[Start DATA EXCERPTS]

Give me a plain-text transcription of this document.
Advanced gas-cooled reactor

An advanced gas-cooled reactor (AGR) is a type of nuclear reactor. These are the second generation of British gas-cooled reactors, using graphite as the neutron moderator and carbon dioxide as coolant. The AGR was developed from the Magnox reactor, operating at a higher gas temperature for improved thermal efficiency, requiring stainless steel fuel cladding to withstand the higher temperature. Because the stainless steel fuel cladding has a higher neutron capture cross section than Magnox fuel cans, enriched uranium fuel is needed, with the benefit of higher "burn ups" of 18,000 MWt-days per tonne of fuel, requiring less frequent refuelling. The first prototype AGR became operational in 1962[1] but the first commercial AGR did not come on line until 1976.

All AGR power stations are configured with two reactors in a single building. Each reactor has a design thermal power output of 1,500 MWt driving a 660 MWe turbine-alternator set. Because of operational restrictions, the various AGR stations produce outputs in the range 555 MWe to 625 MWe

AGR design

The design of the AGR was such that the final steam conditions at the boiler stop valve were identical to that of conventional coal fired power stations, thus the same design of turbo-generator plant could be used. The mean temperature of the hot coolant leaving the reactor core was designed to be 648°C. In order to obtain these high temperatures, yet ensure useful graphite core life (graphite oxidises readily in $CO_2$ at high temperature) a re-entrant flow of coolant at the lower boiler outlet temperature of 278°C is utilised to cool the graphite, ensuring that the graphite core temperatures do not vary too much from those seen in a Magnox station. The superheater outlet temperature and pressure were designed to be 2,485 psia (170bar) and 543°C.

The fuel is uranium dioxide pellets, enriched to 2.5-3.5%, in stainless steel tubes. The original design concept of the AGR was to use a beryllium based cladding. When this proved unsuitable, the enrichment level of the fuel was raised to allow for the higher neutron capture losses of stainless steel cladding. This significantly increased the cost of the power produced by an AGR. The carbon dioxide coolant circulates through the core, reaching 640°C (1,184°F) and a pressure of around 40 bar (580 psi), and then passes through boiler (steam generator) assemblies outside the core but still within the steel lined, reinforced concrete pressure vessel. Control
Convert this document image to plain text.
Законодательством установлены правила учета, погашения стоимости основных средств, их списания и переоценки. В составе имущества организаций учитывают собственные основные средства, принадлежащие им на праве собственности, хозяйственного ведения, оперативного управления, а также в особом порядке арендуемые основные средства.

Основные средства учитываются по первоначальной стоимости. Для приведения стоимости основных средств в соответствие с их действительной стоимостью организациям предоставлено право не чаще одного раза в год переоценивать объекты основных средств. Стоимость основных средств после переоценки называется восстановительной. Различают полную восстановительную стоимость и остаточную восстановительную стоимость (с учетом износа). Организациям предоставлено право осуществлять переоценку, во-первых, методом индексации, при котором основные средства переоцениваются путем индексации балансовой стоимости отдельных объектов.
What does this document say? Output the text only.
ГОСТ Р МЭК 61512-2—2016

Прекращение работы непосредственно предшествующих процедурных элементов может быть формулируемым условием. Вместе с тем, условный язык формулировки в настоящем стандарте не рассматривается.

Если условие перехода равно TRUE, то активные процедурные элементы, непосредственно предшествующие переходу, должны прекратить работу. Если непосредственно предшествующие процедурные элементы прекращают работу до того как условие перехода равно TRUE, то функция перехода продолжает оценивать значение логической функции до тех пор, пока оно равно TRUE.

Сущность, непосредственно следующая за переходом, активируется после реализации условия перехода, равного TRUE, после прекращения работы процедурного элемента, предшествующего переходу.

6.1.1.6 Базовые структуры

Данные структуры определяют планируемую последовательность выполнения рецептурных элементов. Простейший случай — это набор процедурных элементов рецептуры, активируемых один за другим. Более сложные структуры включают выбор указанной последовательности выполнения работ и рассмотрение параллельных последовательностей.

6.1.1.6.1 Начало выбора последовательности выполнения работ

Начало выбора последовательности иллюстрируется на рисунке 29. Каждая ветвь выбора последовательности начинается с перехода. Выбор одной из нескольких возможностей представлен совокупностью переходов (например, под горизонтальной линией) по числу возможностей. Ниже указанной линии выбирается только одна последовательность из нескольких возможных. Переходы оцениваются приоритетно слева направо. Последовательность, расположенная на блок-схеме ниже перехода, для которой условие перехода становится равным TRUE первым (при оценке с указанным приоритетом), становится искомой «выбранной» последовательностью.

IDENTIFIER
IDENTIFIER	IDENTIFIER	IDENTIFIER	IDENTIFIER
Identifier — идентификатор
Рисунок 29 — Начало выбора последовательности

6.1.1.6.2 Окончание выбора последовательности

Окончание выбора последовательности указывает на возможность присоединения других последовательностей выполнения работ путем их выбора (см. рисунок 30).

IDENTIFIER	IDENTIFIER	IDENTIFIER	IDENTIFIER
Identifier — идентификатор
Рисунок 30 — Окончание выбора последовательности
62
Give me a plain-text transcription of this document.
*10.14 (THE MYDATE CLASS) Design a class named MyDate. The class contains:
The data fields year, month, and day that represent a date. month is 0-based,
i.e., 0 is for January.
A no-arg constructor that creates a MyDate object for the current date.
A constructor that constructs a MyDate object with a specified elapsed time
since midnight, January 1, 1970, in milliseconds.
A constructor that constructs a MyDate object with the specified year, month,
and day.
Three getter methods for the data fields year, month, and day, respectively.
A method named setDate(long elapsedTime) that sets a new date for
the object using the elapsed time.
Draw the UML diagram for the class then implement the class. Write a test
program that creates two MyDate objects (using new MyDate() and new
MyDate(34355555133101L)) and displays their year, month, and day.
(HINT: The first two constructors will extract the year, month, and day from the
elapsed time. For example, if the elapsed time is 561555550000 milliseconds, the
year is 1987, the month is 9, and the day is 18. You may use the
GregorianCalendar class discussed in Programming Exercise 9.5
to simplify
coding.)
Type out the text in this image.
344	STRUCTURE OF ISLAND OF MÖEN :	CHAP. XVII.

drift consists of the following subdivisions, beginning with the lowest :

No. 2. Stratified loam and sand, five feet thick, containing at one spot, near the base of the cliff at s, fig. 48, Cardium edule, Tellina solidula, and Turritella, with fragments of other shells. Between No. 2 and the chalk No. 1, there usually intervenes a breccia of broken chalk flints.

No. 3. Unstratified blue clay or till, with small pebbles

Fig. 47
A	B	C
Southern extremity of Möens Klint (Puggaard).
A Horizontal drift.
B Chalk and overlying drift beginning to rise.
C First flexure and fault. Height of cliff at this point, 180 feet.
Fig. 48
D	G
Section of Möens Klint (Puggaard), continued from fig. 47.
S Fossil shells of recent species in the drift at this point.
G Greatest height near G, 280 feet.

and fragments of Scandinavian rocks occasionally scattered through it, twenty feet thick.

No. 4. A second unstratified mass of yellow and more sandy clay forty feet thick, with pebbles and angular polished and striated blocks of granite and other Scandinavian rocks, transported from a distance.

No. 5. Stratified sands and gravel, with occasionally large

[End DATA EXCERPTS]

Report the number of lines above containing the word "перехода", with no other text.

3